====== Material provided ======

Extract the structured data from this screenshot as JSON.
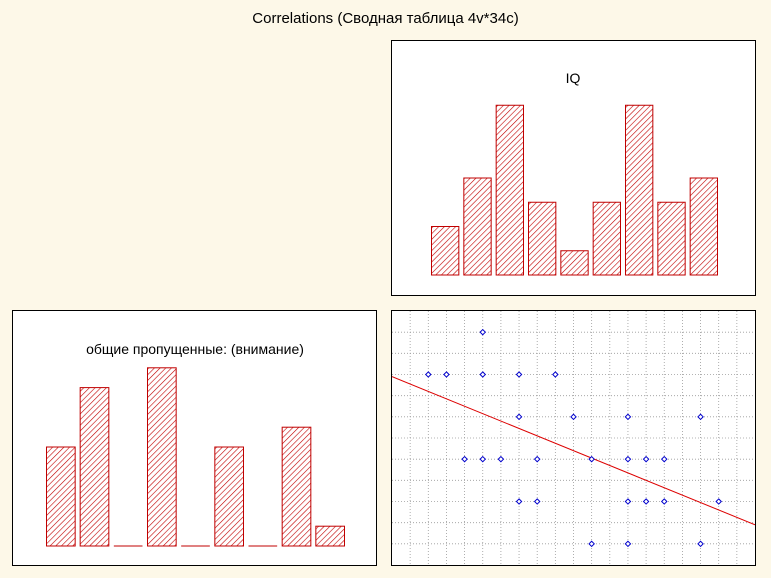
{
  "page": {
    "title": "Correlations (Сводная таблица 4v*34c)"
  },
  "colors": {
    "bar_stroke": "#c00000",
    "bar_hatch": "#c00000",
    "point": "#0000cc",
    "fit_line": "#dd0000",
    "grid": "#9a9a9a",
    "background": "#fdf8e8"
  },
  "chart_data": [
    {
      "type": "bar",
      "title": "IQ",
      "values": [
        2,
        4,
        7,
        3,
        1,
        3,
        7,
        3,
        4
      ],
      "ylim": [
        0,
        8
      ]
    },
    {
      "type": "bar",
      "title": "общие пропущенные: (внимание)",
      "values": [
        5,
        8,
        0,
        9,
        0,
        5,
        0,
        6,
        1
      ],
      "ylim": [
        0,
        10
      ]
    },
    {
      "type": "scatter",
      "xlim": [
        0,
        20
      ],
      "ylim": [
        0,
        12
      ],
      "grid": true,
      "points": [
        [
          5,
          11
        ],
        [
          2,
          9
        ],
        [
          3,
          9
        ],
        [
          5,
          9
        ],
        [
          7,
          9
        ],
        [
          9,
          9
        ],
        [
          7,
          7
        ],
        [
          10,
          7
        ],
        [
          13,
          7
        ],
        [
          17,
          7
        ],
        [
          4,
          5
        ],
        [
          5,
          5
        ],
        [
          6,
          5
        ],
        [
          8,
          5
        ],
        [
          11,
          5
        ],
        [
          13,
          5
        ],
        [
          14,
          5
        ],
        [
          15,
          5
        ],
        [
          7,
          3
        ],
        [
          8,
          3
        ],
        [
          13,
          3
        ],
        [
          14,
          3
        ],
        [
          15,
          3
        ],
        [
          18,
          3
        ],
        [
          11,
          1
        ],
        [
          13,
          1
        ],
        [
          17,
          1
        ]
      ],
      "fit_line": {
        "intercept": 8.9,
        "slope": -0.35
      }
    }
  ]
}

======

__Problem details__. Retype every record above exactly as written, but leave out the pictures.

__Full solution__.
Extract the structured data from this screenshot as JSON.
{
  "page": {
    "title": "Correlations (Сводная таблица 4v*34c)"
  },
  "colors": {
    "bar_stroke": "#c00000",
    "bar_hatch": "#c00000",
    "point": "#0000cc",
    "fit_line": "#dd0000",
    "grid": "#9a9a9a",
    "background": "#fdf8e8"
  },
  "chart_data": [
    {
      "type": "bar",
      "title": "IQ",
      "values": [
        2,
        4,
        7,
        3,
        1,
        3,
        7,
        3,
        4
      ],
      "ylim": [
        0,
        8
      ]
    },
    {
      "type": "bar",
      "title": "общие пропущенные: (внимание)",
      "values": [
        5,
        8,
        0,
        9,
        0,
        5,
        0,
        6,
        1
      ],
      "ylim": [
        0,
        10
      ]
    },
    {
      "type": "scatter",
      "xlim": [
        0,
        20
      ],
      "ylim": [
        0,
        12
      ],
      "grid": true,
      "points": [
        [
          5,
          11
        ],
        [
          2,
          9
        ],
        [
          3,
          9
        ],
        [
          5,
          9
        ],
        [
          7,
          9
        ],
        [
          9,
          9
        ],
        [
          7,
          7
        ],
        [
          10,
          7
        ],
        [
          13,
          7
        ],
        [
          17,
          7
        ],
        [
          4,
          5
        ],
        [
          5,
          5
        ],
        [
          6,
          5
        ],
        [
          8,
          5
        ],
        [
          11,
          5
        ],
        [
          13,
          5
        ],
        [
          14,
          5
        ],
        [
          15,
          5
        ],
        [
          7,
          3
        ],
        [
          8,
          3
        ],
        [
          13,
          3
        ],
        [
          14,
          3
        ],
        [
          15,
          3
        ],
        [
          18,
          3
        ],
        [
          11,
          1
        ],
        [
          13,
          1
        ],
        [
          17,
          1
        ]
      ],
      "fit_line": {
        "intercept": 8.9,
        "slope": -0.35
      }
    }
  ]
}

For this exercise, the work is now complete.